**PROBLEM DESCRIPTION:**
Give the number of lines that contain the string "жидкости", please, and nothing else.
━━━ ENTRIES SHOWN ━━━
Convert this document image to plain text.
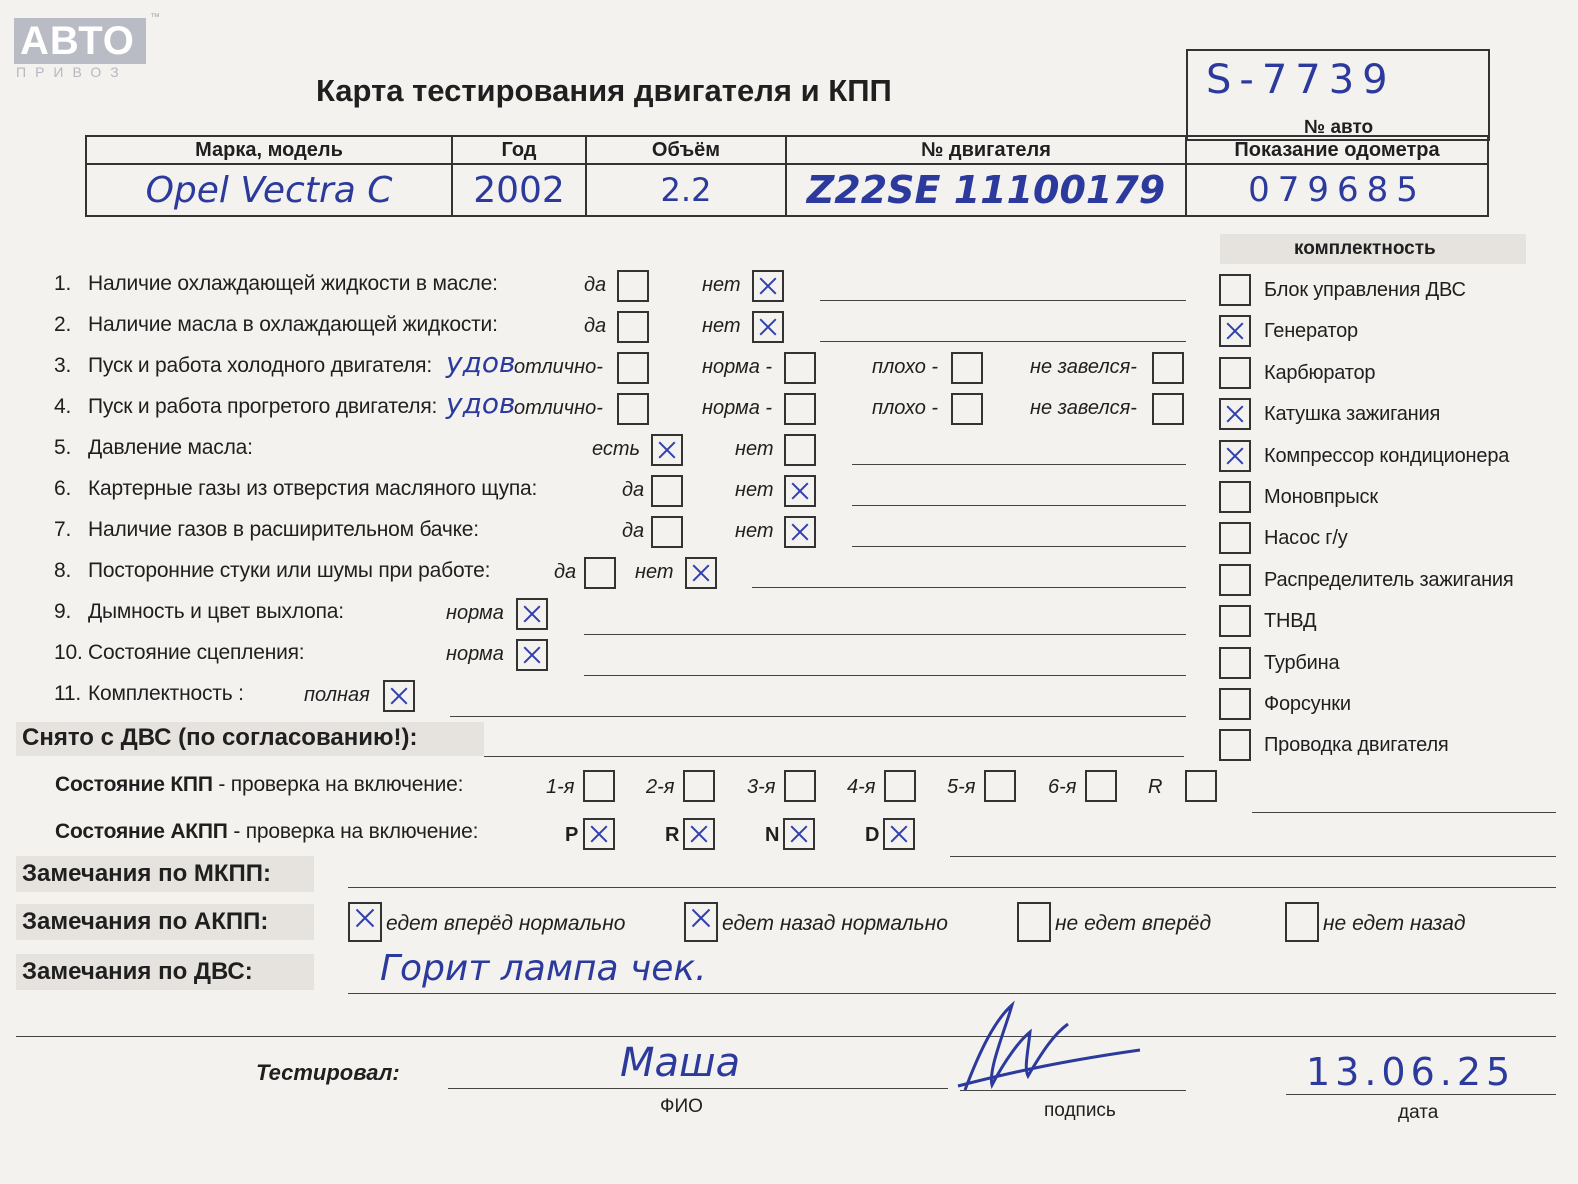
АВТО
ПРИВОЗ
™
Карта тестирования двигателя и КПП	S-7739
№ авто
Марка, модель	Год	Объём	№ двигателя	Показание одометра
Opel Vectra C	2002	2.2	Z22SE 11100179	079685
комплектность
Блок управления ДВС
Генератор
Карбюратор
Катушка зажигания
Компрессор кондиционера
Моновпрыск
Насос г/у
Распределитель зажигания
ТНВД
Турбина
Форсунки
Проводка двигателя
1. Наличие охлаждающей жидкости в масле:	да	нет
2. Наличие масла в охлаждающей жидкости:	да	нет
3. Пуск и работа холодного двигателя: удов
отлично-	норма -	плохо -	не завелся-
4. Пуск и работа прогретого двигателя: удов
отлично-	норма -	плохо -	не завелся-
5. Давление масла:	есть	нет
6. Картерные газы из отверстия масляного щупа:	да	нет
7. Наличие газов в расширительном бачке:	да	нет
8. Посторонние стуки или шумы при работе:	да	нет
9. Дымность и цвет выхлопа:	норма
10. Состояние сцепления:	норма
11. Комплектность :	полная
Снято с ДВС (по согласованию!):
Состояние КПП - проверка на включение:	1-я	2-я	3-я	4-я	5-я	6-я	R
Состояние АКПП - проверка на включение:	P	R	N	D
Замечания по МКПП:
Замечания по АКПП:	едет вперёд нормально	едет назад нормально	не едет вперёд	не едет назад
Замечания по ДВС:	Горит лампа чек.
Тестировал:	Маша
ФИО	подпись
13.06.25
дата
━━━
**THE ANSWER:**
2